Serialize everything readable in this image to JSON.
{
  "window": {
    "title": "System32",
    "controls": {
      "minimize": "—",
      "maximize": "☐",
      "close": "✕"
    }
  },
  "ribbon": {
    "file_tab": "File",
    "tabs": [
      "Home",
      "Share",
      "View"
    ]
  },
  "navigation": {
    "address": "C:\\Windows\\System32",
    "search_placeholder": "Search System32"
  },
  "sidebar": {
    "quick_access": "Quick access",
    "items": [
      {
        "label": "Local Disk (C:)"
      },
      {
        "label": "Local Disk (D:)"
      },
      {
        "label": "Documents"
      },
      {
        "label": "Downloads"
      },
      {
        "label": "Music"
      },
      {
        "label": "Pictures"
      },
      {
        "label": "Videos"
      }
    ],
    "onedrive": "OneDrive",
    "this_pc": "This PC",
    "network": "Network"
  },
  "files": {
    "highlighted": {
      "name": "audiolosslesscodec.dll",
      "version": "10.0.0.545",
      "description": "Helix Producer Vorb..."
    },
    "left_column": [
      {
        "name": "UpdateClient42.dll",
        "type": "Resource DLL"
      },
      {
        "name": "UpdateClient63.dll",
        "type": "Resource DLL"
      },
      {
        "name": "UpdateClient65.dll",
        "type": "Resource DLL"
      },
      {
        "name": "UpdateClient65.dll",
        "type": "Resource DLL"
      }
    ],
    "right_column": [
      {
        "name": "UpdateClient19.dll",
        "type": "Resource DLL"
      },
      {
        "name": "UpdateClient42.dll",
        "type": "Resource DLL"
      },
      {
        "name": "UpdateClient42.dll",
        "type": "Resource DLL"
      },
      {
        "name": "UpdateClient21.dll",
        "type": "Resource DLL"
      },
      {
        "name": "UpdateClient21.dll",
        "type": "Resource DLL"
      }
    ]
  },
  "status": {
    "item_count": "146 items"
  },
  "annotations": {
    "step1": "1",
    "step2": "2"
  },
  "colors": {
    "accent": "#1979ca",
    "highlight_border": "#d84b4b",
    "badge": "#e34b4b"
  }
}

---

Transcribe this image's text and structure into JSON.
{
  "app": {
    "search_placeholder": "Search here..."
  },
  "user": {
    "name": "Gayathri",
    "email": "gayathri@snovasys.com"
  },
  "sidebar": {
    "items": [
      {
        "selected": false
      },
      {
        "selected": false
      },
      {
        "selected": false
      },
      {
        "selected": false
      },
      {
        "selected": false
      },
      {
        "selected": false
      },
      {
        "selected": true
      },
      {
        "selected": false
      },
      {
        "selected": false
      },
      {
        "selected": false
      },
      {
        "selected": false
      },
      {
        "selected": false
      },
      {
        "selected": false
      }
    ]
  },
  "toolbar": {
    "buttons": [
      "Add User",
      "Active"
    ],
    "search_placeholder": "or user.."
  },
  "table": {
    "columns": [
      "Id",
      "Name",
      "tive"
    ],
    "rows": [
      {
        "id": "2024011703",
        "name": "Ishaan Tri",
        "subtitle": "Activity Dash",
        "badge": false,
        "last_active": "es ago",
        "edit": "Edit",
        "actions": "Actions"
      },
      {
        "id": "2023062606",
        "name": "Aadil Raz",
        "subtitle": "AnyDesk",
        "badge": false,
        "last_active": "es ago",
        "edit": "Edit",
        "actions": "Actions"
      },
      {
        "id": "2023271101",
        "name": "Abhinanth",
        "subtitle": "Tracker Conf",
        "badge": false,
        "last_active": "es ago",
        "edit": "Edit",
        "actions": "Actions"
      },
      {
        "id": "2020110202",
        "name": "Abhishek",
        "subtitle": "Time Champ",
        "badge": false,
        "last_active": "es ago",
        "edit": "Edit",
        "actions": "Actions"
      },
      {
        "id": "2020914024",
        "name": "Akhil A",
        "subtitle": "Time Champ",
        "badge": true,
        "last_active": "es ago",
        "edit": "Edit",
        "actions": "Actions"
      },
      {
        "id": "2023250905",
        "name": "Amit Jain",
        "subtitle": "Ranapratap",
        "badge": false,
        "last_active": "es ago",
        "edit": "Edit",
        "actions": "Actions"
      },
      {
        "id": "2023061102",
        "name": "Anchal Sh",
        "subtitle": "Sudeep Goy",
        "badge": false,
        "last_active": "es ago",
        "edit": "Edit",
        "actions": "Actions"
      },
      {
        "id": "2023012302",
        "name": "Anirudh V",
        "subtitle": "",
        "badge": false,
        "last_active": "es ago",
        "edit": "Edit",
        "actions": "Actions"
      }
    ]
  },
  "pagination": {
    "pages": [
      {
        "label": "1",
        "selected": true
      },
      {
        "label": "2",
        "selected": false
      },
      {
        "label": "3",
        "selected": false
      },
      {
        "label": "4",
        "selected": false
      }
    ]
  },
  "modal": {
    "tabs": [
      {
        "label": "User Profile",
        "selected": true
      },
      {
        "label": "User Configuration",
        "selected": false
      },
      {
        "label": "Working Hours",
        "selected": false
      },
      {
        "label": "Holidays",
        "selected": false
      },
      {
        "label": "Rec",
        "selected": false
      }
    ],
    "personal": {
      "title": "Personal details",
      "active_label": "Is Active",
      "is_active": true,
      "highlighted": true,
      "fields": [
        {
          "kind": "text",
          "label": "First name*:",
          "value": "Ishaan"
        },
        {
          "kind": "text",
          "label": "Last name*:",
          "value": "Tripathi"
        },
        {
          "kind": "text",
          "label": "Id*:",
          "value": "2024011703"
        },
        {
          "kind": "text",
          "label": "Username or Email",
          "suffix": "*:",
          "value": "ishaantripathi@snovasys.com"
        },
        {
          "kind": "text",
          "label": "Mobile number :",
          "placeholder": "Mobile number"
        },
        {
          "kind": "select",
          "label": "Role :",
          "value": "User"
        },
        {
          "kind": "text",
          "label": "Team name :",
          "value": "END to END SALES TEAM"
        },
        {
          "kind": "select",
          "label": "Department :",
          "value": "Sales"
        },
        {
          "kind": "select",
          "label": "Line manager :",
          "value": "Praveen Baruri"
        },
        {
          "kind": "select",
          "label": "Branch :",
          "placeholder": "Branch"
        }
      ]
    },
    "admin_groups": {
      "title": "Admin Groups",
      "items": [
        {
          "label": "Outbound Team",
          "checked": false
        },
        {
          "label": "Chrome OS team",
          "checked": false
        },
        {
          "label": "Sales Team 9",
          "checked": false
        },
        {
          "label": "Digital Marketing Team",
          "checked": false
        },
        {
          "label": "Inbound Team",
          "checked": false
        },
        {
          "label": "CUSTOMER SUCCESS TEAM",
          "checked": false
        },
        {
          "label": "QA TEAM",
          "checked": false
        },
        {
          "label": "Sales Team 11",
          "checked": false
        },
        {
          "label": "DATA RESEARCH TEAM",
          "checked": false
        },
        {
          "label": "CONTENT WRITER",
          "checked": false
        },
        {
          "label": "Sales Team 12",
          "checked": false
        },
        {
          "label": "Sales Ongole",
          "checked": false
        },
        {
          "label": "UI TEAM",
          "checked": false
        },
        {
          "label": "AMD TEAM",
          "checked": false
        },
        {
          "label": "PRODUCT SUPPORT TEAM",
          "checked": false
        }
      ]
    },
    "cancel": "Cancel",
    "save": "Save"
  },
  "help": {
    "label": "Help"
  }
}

#### EXERCISE INSTRUCTIONS:
Pull out every line containing "number".

#### SOLUTION FOR THIS PROBLEM:
          "label": "Mobile number :",
          "placeholder": "Mobile number"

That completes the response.